Directions for this task = Repeat the records verbatim and leave the pictures out of your copy.

:: Exercise materials

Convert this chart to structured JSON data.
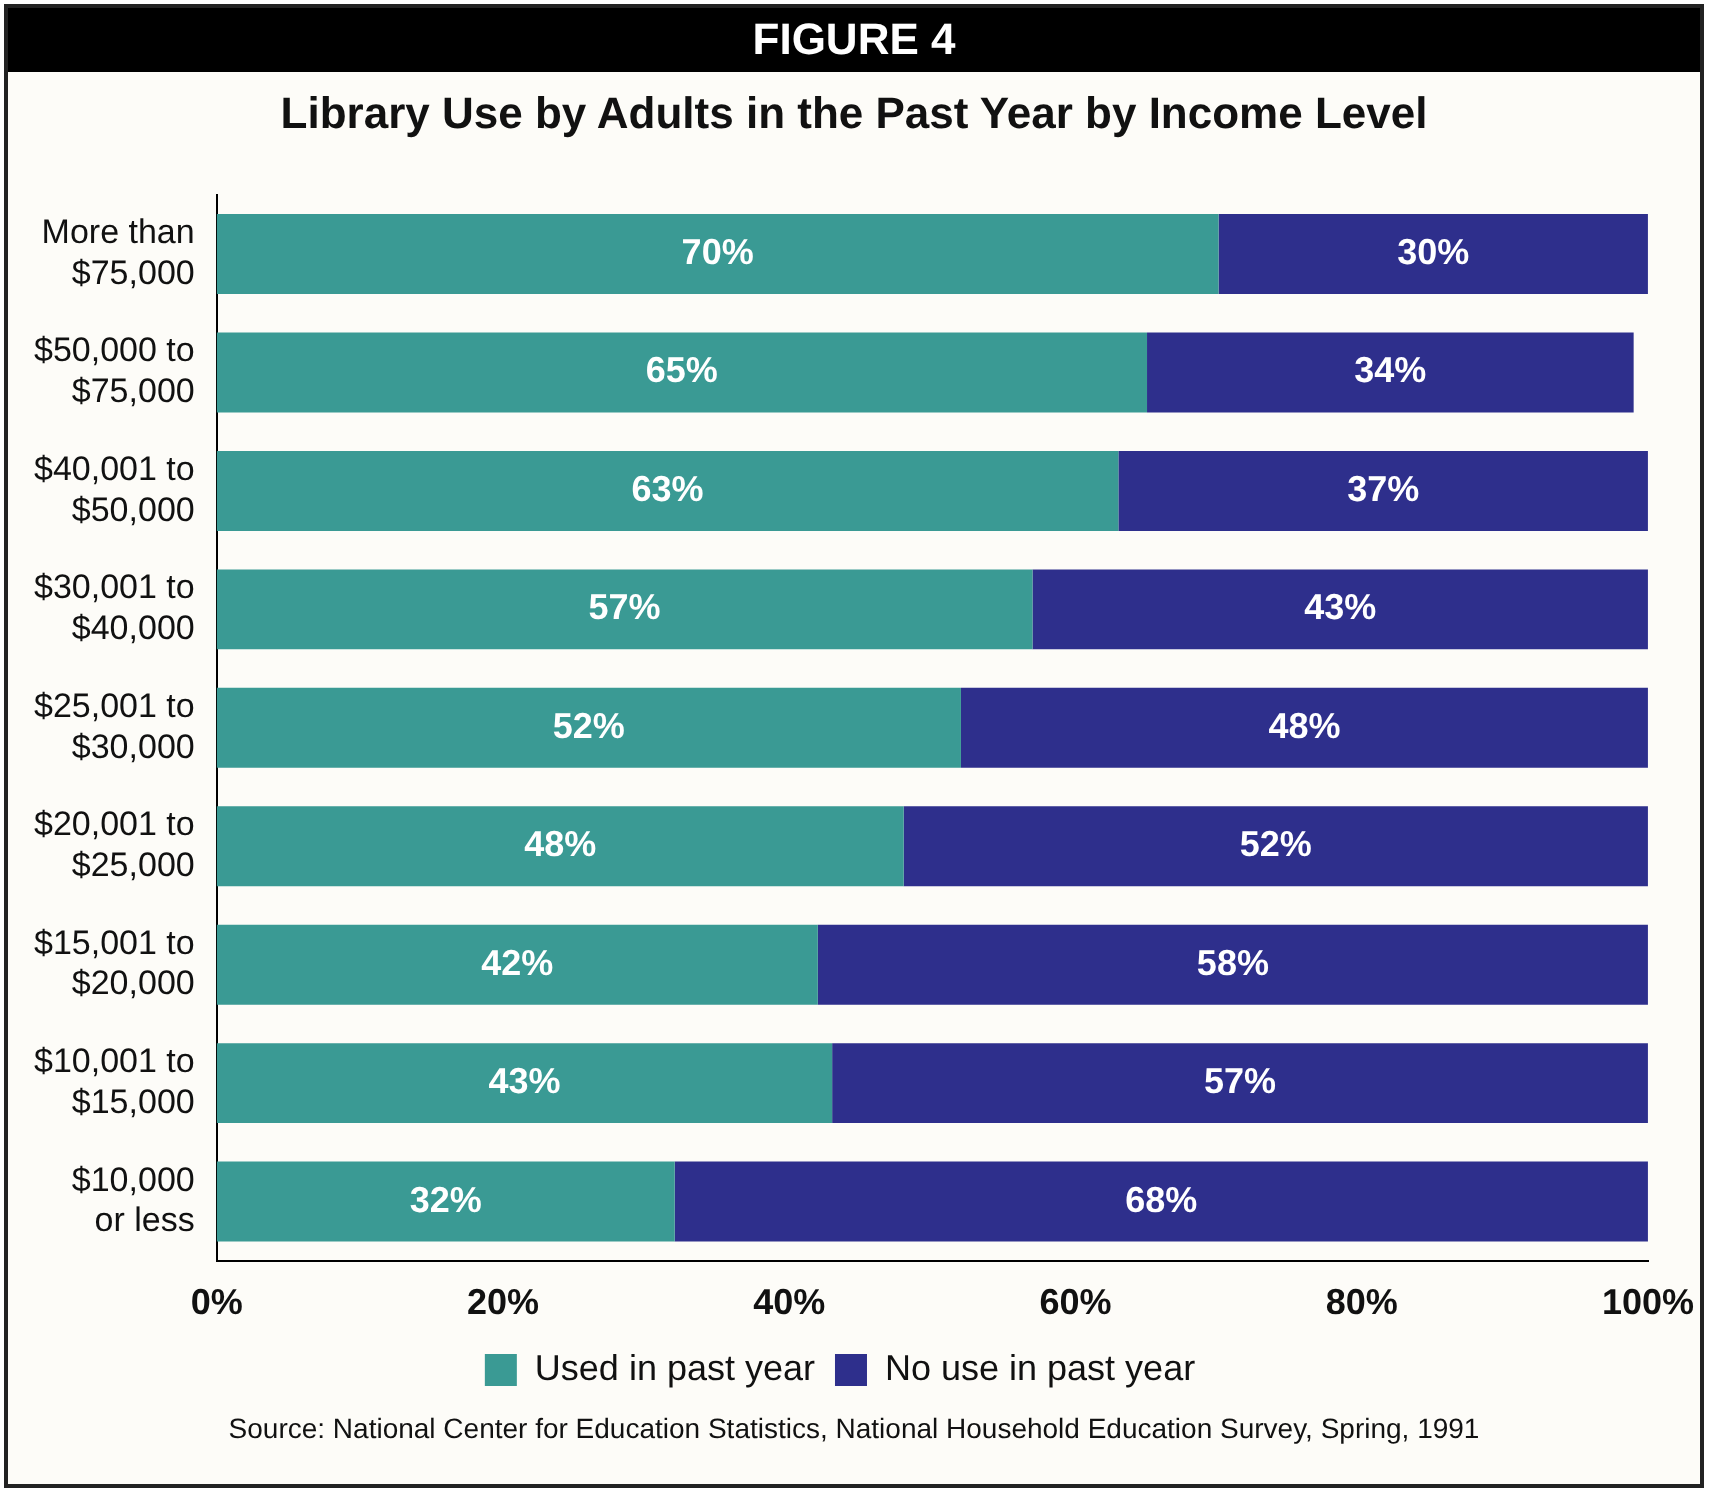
{
  "chart_data": {
    "type": "bar",
    "orientation": "horizontal",
    "stacked": true,
    "title": "FIGURE 4",
    "subtitle": "Library Use by Adults in the Past Year by Income Level",
    "categories": [
      "More than $75,000",
      "$50,000 to $75,000",
      "$40,001 to $50,000",
      "$30,001 to $40,000",
      "$25,001 to $30,000",
      "$20,001 to $25,000",
      "$15,001 to $20,000",
      "$10,001 to $15,000",
      "$10,000 or less"
    ],
    "series": [
      {
        "name": "Used in past year",
        "color": "#3a9a94",
        "values": [
          70,
          65,
          63,
          57,
          52,
          48,
          42,
          43,
          32
        ]
      },
      {
        "name": "No use in past year",
        "color": "#2e2f8c",
        "values": [
          30,
          34,
          37,
          43,
          48,
          52,
          58,
          57,
          68
        ]
      }
    ],
    "value_labels": [
      [
        "70%",
        "65%",
        "63%",
        "57%",
        "52%",
        "48%",
        "42%",
        "43%",
        "32%"
      ],
      [
        "30%",
        "34%",
        "37%",
        "43%",
        "48%",
        "52%",
        "58%",
        "57%",
        "68%"
      ]
    ],
    "xlim": [
      0,
      100
    ],
    "xticks": [
      {
        "value": 0,
        "label": "0%"
      },
      {
        "value": 20,
        "label": "20%"
      },
      {
        "value": 40,
        "label": "40%"
      },
      {
        "value": 60,
        "label": "60%"
      },
      {
        "value": 80,
        "label": "80%"
      },
      {
        "value": 100,
        "label": "100%"
      }
    ],
    "grid": false,
    "legend": "bottom",
    "annotations": [
      "Source: National Center for Education Statistics, National Household Education Survey, Spring, 1991"
    ]
  }
}
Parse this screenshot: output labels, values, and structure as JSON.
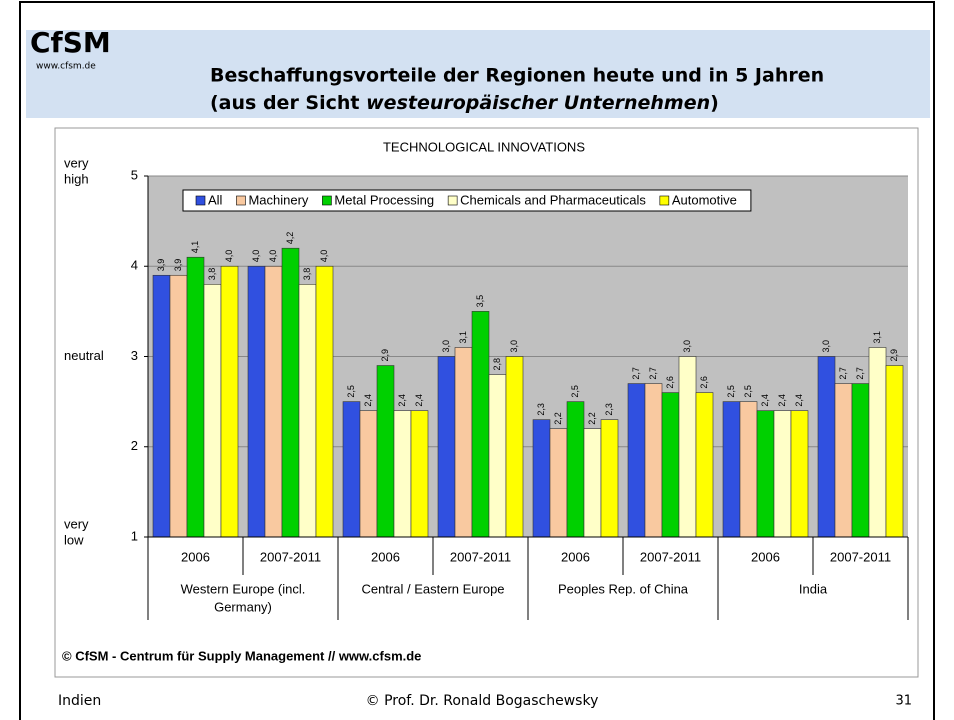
{
  "header": {
    "logo": "CfSM",
    "url": "www.cfsm.de",
    "title_line1": "Beschaffungsvorteile der Regionen heute und in 5 Jahren",
    "title_line2": [
      "(aus der Sicht ",
      "westeuropäischer Unternehmen",
      ")"
    ]
  },
  "chart_data": {
    "type": "bar",
    "title": "TECHNOLOGICAL INNOVATIONS",
    "categories": [
      "2006",
      "2007-2011",
      "2006",
      "2007-2011",
      "2006",
      "2007-2011",
      "2006",
      "2007-2011"
    ],
    "regions": [
      [
        "Western Europe (incl.",
        "Germany)"
      ],
      [
        "Central / Eastern Europe"
      ],
      [
        "Peoples Rep. of China"
      ],
      [
        "India"
      ]
    ],
    "series": [
      {
        "name": "All",
        "color": "#3050e0",
        "values": [
          3.9,
          4.0,
          2.5,
          3.0,
          2.3,
          2.7,
          2.5,
          3.0
        ],
        "value_labels": [
          "3,9",
          "4,0",
          "2,5",
          "3,0",
          "2,3",
          "2,7",
          "2,5",
          "3,0"
        ]
      },
      {
        "name": "Machinery",
        "color": "#f9c9a0",
        "values": [
          3.9,
          4.0,
          2.4,
          3.1,
          2.2,
          2.7,
          2.5,
          2.7
        ],
        "value_labels": [
          "3,9",
          "4,0",
          "2,4",
          "3,1",
          "2,2",
          "2,7",
          "2,5",
          "2,7"
        ]
      },
      {
        "name": "Metal Processing",
        "color": "#00d000",
        "values": [
          4.1,
          4.2,
          2.9,
          3.5,
          2.5,
          2.6,
          2.4,
          2.7
        ],
        "value_labels": [
          "4,1",
          "4,2",
          "2,9",
          "3,5",
          "2,5",
          "2,6",
          "2,4",
          "2,7"
        ]
      },
      {
        "name": "Chemicals and Pharmaceuticals",
        "color": "#ffffc8",
        "values": [
          3.8,
          3.8,
          2.4,
          2.8,
          2.2,
          3.0,
          2.4,
          3.1
        ],
        "value_labels": [
          "3,8",
          "3,8",
          "2,4",
          "2,8",
          "2,2",
          "3,0",
          "2,4",
          "3,1"
        ]
      },
      {
        "name": "Automotive",
        "color": "#ffff00",
        "values": [
          4.0,
          4.0,
          2.4,
          3.0,
          2.3,
          2.6,
          2.4,
          2.9
        ],
        "value_labels": [
          "4,0",
          "4,0",
          "2,4",
          "3,0",
          "2,3",
          "2,6",
          "2,4",
          "2,9"
        ]
      }
    ],
    "ylim": [
      1,
      5
    ],
    "yticks": [
      1,
      2,
      3,
      4,
      5
    ],
    "grid": true,
    "y_annotations": [
      {
        "value": 5,
        "lines": [
          "very",
          "high"
        ]
      },
      {
        "value": 3,
        "lines": [
          "neutral"
        ]
      },
      {
        "value": 1,
        "lines": [
          "very",
          "low"
        ]
      }
    ],
    "source": "© CfSM - Centrum für Supply Management // www.cfsm.de"
  },
  "footer": {
    "left": "Indien",
    "center": "© Prof. Dr. Ronald Bogaschewsky",
    "page": "31"
  }
}
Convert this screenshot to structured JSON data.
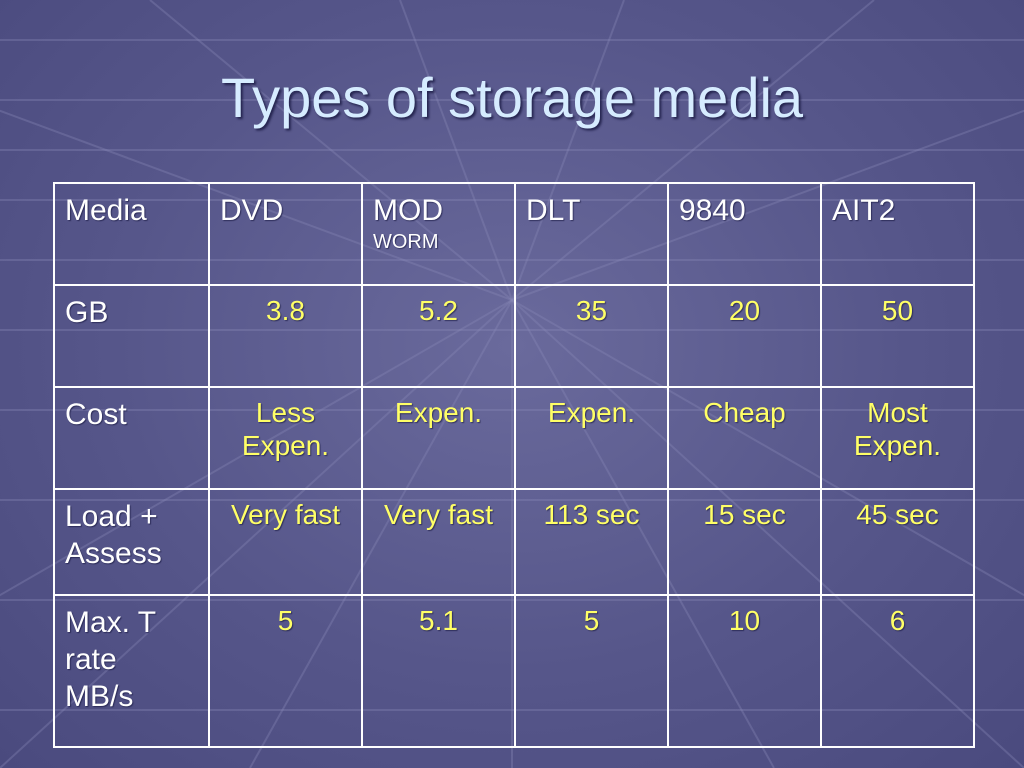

::::

Finished task =
Convert this chart to structured JSON data.
{
  "chart_data": {
    "type": "bar",
    "orientation": "horizontal",
    "stacked": true,
    "title": "FIGURE 4",
    "subtitle": "Library Use by Adults in the Past Year by Income Level",
    "categories": [
      "More than $75,000",
      "$50,000 to $75,000",
      "$40,001 to $50,000",
      "$30,001 to $40,000",
      "$25,001 to $30,000",
      "$20,001 to $25,000",
      "$15,001 to $20,000",
      "$10,001 to $15,000",
      "$10,000 or less"
    ],
    "series": [
      {
        "name": "Used in past year",
        "color": "#3a9a94",
        "values": [
          70,
          65,
          63,
          57,
          52,
          48,
          42,
          43,
          32
        ]
      },
      {
        "name": "No use in past year",
        "color": "#2e2f8c",
        "values": [
          30,
          34,
          37,
          43,
          48,
          52,
          58,
          57,
          68
        ]
      }
    ],
    "value_labels": [
      [
        "70%",
        "65%",
        "63%",
        "57%",
        "52%",
        "48%",
        "42%",
        "43%",
        "32%"
      ],
      [
        "30%",
        "34%",
        "37%",
        "43%",
        "48%",
        "52%",
        "58%",
        "57%",
        "68%"
      ]
    ],
    "xlim": [
      0,
      100
    ],
    "xticks": [
      {
        "value": 0,
        "label": "0%"
      },
      {
        "value": 20,
        "label": "20%"
      },
      {
        "value": 40,
        "label": "40%"
      },
      {
        "value": 60,
        "label": "60%"
      },
      {
        "value": 80,
        "label": "80%"
      },
      {
        "value": 100,
        "label": "100%"
      }
    ],
    "grid": false,
    "legend": "bottom",
    "annotations": [
      "Source: National Center for Education Statistics, National Household Education Survey, Spring, 1991"
    ]
  }
}
Parse this screenshot: output labels, values, and structure as JSON.
{
  "header": {
    "logo": "CfSM",
    "url": "www.cfsm.de",
    "title_line1": "Beschaffungsvorteile der Regionen heute und in 5 Jahren",
    "title_line2": [
      "(aus der Sicht ",
      "westeuropäischer Unternehmen",
      ")"
    ]
  },
  "chart_data": {
    "type": "bar",
    "title": "TECHNOLOGICAL INNOVATIONS",
    "categories": [
      "2006",
      "2007-2011",
      "2006",
      "2007-2011",
      "2006",
      "2007-2011",
      "2006",
      "2007-2011"
    ],
    "regions": [
      [
        "Western Europe (incl.",
        "Germany)"
      ],
      [
        "Central / Eastern Europe"
      ],
      [
        "Peoples Rep. of China"
      ],
      [
        "India"
      ]
    ],
    "series": [
      {
        "name": "All",
        "color": "#3050e0",
        "values": [
          3.9,
          4.0,
          2.5,
          3.0,
          2.3,
          2.7,
          2.5,
          3.0
        ],
        "value_labels": [
          "3,9",
          "4,0",
          "2,5",
          "3,0",
          "2,3",
          "2,7",
          "2,5",
          "3,0"
        ]
      },
      {
        "name": "Machinery",
        "color": "#f9c9a0",
        "values": [
          3.9,
          4.0,
          2.4,
          3.1,
          2.2,
          2.7,
          2.5,
          2.7
        ],
        "value_labels": [
          "3,9",
          "4,0",
          "2,4",
          "3,1",
          "2,2",
          "2,7",
          "2,5",
          "2,7"
        ]
      },
      {
        "name": "Metal Processing",
        "color": "#00d000",
        "values": [
          4.1,
          4.2,
          2.9,
          3.5,
          2.5,
          2.6,
          2.4,
          2.7
        ],
        "value_labels": [
          "4,1",
          "4,2",
          "2,9",
          "3,5",
          "2,5",
          "2,6",
          "2,4",
          "2,7"
        ]
      },
      {
        "name": "Chemicals and Pharmaceuticals",
        "color": "#ffffc8",
        "values": [
          3.8,
          3.8,
          2.4,
          2.8,
          2.2,
          3.0,
          2.4,
          3.1
        ],
        "value_labels": [
          "3,8",
          "3,8",
          "2,4",
          "2,8",
          "2,2",
          "3,0",
          "2,4",
          "3,1"
        ]
      },
      {
        "name": "Automotive",
        "color": "#ffff00",
        "values": [
          4.0,
          4.0,
          2.4,
          3.0,
          2.3,
          2.6,
          2.4,
          2.9
        ],
        "value_labels": [
          "4,0",
          "4,0",
          "2,4",
          "3,0",
          "2,3",
          "2,6",
          "2,4",
          "2,9"
        ]
      }
    ],
    "ylim": [
      1,
      5
    ],
    "yticks": [
      1,
      2,
      3,
      4,
      5
    ],
    "grid": true,
    "y_annotations": [
      {
        "value": 5,
        "lines": [
          "very",
          "high"
        ]
      },
      {
        "value": 3,
        "lines": [
          "neutral"
        ]
      },
      {
        "value": 1,
        "lines": [
          "very",
          "low"
        ]
      }
    ],
    "source": "© CfSM - Centrum für Supply Management // www.cfsm.de"
  },
  "footer": {
    "left": "Indien",
    "center": "© Prof. Dr. Ronald Bogaschewsky",
    "page": "31"
  }
}
Convert this screenshot to structured JSON data.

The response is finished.